SET EXERCISE — Which lines hold the word "razie"? Copy each of them from the material.

BEGIN RECORDS SUPPLIED

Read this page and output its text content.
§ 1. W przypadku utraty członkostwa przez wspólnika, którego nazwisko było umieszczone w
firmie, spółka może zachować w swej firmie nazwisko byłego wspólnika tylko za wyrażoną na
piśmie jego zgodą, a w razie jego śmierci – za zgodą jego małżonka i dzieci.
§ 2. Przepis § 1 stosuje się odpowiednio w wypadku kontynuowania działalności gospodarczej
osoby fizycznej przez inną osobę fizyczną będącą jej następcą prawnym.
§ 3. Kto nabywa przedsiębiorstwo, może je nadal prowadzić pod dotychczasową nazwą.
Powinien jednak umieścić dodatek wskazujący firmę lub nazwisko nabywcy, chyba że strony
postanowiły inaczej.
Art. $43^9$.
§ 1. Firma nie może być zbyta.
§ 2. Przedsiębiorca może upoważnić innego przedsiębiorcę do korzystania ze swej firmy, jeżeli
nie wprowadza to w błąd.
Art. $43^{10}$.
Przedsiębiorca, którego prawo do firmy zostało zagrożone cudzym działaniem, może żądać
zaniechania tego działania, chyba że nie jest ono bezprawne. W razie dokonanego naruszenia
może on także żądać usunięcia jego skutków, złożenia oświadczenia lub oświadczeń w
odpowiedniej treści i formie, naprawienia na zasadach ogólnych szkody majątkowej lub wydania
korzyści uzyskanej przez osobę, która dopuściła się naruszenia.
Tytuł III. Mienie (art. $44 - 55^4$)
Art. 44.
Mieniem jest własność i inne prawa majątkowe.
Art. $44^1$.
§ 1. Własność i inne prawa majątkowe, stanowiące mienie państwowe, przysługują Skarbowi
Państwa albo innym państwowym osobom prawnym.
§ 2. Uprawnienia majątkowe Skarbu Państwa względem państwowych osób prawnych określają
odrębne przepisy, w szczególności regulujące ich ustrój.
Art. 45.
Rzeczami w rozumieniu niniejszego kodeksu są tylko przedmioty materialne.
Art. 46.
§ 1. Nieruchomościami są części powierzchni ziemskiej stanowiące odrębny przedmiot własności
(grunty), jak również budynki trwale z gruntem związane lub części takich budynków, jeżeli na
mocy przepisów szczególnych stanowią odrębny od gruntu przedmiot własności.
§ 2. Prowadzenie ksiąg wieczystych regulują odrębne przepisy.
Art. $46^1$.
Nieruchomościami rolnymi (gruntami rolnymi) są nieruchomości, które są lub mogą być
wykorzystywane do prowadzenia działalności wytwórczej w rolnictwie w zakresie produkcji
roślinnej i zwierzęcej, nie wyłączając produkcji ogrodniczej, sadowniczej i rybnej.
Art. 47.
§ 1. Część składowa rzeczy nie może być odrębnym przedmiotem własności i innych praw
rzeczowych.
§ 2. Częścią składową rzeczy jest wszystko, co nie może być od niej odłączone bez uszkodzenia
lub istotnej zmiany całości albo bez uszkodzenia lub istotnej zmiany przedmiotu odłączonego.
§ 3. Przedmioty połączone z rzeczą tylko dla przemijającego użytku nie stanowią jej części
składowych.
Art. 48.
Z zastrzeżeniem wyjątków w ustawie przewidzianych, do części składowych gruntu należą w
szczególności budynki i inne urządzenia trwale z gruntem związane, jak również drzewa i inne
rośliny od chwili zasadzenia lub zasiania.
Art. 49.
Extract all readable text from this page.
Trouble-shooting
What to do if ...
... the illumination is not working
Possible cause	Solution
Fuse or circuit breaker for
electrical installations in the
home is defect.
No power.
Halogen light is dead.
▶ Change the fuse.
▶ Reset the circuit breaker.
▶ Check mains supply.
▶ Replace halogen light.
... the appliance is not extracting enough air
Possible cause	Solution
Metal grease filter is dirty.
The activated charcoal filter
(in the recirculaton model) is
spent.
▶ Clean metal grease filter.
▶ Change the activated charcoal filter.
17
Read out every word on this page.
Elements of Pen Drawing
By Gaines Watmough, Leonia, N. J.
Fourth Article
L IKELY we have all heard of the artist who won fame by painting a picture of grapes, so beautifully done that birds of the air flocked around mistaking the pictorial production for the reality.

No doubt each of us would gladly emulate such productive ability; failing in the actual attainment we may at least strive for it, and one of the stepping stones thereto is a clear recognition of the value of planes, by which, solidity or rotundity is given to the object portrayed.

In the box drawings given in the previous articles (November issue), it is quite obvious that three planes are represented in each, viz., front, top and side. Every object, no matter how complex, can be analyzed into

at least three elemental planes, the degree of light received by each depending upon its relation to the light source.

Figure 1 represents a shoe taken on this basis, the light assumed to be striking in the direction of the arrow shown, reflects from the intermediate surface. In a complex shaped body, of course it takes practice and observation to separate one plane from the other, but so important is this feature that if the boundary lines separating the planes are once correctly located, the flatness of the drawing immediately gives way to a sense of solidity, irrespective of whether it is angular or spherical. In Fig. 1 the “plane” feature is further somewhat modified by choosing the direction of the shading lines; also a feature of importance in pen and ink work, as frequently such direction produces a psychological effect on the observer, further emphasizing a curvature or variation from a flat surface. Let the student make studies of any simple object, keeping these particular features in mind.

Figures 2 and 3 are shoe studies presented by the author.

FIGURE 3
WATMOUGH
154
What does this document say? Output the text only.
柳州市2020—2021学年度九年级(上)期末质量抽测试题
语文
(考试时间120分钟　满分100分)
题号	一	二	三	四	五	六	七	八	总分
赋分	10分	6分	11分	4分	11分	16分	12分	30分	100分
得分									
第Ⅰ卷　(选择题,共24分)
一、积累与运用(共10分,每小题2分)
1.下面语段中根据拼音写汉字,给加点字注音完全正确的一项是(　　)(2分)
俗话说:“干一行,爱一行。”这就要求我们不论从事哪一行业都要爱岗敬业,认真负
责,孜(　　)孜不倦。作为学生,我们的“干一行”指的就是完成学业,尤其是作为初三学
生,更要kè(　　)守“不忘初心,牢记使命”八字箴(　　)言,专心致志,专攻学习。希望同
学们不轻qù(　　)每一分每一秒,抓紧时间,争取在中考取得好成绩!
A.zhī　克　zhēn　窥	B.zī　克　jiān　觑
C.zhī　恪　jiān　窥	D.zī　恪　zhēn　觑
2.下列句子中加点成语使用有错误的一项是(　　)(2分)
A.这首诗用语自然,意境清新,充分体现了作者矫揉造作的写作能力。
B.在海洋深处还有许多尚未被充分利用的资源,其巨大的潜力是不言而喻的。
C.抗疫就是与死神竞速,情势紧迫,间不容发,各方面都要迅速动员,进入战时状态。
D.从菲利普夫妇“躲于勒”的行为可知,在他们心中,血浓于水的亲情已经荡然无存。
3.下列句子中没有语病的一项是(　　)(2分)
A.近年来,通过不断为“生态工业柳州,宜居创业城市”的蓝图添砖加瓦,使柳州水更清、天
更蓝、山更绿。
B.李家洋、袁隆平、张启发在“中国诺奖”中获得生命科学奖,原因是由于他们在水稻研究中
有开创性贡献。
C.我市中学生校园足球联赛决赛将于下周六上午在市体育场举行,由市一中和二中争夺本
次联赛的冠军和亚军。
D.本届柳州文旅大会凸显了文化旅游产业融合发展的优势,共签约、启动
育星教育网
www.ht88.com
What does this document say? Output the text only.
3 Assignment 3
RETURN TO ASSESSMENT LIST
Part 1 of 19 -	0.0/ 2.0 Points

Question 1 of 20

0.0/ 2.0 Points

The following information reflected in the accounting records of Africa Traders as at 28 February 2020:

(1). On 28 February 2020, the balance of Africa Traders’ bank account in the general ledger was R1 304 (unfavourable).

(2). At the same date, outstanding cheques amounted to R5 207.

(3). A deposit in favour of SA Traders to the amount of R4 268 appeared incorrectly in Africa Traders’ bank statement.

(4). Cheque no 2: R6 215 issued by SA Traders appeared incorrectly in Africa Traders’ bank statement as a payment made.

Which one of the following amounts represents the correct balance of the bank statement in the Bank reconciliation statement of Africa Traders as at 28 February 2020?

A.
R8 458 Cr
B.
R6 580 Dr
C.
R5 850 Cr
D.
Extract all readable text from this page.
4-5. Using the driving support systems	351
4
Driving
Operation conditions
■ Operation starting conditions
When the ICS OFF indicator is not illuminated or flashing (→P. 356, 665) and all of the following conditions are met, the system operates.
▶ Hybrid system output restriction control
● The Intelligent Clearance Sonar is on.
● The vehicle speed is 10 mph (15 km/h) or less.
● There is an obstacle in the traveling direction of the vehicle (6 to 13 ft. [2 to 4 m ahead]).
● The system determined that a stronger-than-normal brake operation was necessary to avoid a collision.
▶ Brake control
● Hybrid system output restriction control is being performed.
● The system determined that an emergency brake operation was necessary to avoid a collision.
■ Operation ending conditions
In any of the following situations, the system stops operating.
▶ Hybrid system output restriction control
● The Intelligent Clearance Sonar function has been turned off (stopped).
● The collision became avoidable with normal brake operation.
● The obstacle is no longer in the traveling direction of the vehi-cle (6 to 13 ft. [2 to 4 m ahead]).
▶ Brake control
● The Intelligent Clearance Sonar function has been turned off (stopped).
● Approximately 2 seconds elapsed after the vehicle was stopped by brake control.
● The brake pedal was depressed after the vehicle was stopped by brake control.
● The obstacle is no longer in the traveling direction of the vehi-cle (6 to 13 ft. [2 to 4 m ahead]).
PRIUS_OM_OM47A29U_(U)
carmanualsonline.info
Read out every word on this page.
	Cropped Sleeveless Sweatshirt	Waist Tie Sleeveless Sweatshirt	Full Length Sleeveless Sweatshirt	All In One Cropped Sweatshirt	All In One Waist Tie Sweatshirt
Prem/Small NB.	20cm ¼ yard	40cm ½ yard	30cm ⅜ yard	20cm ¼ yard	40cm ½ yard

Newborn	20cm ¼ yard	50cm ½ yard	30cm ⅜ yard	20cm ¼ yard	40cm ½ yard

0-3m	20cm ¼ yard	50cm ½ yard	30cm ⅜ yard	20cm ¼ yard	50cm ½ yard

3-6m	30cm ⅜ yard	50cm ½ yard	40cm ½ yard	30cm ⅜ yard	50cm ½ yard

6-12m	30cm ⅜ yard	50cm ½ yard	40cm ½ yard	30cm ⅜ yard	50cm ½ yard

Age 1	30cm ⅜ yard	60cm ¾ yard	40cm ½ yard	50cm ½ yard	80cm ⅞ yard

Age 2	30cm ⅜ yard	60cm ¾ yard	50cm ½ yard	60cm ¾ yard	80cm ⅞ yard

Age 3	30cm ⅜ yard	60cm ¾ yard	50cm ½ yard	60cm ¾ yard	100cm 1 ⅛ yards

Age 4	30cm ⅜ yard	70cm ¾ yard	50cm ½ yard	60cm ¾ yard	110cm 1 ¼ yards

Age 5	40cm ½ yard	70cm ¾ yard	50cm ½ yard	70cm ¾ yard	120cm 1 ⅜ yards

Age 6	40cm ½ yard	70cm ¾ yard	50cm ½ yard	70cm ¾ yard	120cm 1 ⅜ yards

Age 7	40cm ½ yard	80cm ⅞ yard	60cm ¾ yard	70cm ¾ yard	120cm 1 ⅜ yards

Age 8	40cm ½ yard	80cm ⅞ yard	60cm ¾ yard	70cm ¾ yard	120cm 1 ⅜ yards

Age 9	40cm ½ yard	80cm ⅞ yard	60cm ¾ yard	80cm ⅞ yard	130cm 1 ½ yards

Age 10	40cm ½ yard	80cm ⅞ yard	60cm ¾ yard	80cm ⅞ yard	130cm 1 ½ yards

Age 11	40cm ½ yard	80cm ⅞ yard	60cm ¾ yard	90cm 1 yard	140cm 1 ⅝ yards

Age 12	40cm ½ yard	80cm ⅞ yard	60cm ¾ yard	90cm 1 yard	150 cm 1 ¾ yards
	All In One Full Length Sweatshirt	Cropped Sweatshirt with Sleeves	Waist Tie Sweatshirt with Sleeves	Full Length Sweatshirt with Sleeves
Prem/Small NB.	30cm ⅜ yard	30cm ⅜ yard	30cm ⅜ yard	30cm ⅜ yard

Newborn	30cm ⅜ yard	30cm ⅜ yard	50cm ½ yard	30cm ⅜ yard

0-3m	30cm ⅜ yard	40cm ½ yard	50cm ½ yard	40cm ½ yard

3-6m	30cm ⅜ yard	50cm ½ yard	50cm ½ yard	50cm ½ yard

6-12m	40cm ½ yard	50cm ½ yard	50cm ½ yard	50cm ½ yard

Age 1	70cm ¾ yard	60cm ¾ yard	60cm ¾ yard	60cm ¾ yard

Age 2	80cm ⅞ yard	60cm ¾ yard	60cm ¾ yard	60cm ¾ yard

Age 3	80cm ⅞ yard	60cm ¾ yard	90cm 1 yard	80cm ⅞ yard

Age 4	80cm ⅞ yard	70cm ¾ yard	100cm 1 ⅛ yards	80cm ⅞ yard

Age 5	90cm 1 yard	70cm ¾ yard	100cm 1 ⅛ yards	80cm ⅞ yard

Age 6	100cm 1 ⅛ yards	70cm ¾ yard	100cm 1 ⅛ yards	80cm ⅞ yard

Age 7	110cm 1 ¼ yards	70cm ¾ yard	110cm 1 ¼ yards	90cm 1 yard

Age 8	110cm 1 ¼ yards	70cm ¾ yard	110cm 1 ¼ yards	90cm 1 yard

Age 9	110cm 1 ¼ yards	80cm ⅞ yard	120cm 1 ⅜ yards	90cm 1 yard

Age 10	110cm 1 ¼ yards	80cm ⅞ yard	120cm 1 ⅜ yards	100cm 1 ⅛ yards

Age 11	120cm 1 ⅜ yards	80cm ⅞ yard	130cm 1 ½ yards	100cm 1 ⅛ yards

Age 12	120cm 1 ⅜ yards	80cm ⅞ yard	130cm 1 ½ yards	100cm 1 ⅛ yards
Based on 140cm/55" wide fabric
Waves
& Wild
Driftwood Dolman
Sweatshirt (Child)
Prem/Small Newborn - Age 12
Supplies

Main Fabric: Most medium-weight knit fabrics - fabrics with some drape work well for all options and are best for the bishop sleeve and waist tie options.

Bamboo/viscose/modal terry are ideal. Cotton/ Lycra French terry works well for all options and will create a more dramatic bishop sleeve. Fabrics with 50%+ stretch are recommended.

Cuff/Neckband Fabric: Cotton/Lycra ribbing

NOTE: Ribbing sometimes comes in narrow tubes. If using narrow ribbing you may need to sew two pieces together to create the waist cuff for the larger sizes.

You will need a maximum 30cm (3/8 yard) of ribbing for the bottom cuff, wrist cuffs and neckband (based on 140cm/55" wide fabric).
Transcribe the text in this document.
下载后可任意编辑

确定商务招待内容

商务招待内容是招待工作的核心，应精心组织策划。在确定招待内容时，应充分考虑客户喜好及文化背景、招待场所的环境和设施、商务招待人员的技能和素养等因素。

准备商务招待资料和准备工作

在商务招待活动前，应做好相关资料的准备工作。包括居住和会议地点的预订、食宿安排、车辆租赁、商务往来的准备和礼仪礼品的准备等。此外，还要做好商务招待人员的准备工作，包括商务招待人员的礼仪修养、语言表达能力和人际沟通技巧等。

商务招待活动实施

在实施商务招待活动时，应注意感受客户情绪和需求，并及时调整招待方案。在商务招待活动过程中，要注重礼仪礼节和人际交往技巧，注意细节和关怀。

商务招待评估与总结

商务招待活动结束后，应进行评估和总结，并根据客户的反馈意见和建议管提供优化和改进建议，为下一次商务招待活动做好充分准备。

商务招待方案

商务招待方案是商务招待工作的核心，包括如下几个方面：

END RECORDS SUPPLIED

SOLUTION TO THIS TASK —
piśmie jego zgodą, a w razie jego śmierci – za zgodą jego małżonka i dzieci.
zaniechania tego działania, chyba że nie jest ono bezprawne. W razie dokonanego naruszenia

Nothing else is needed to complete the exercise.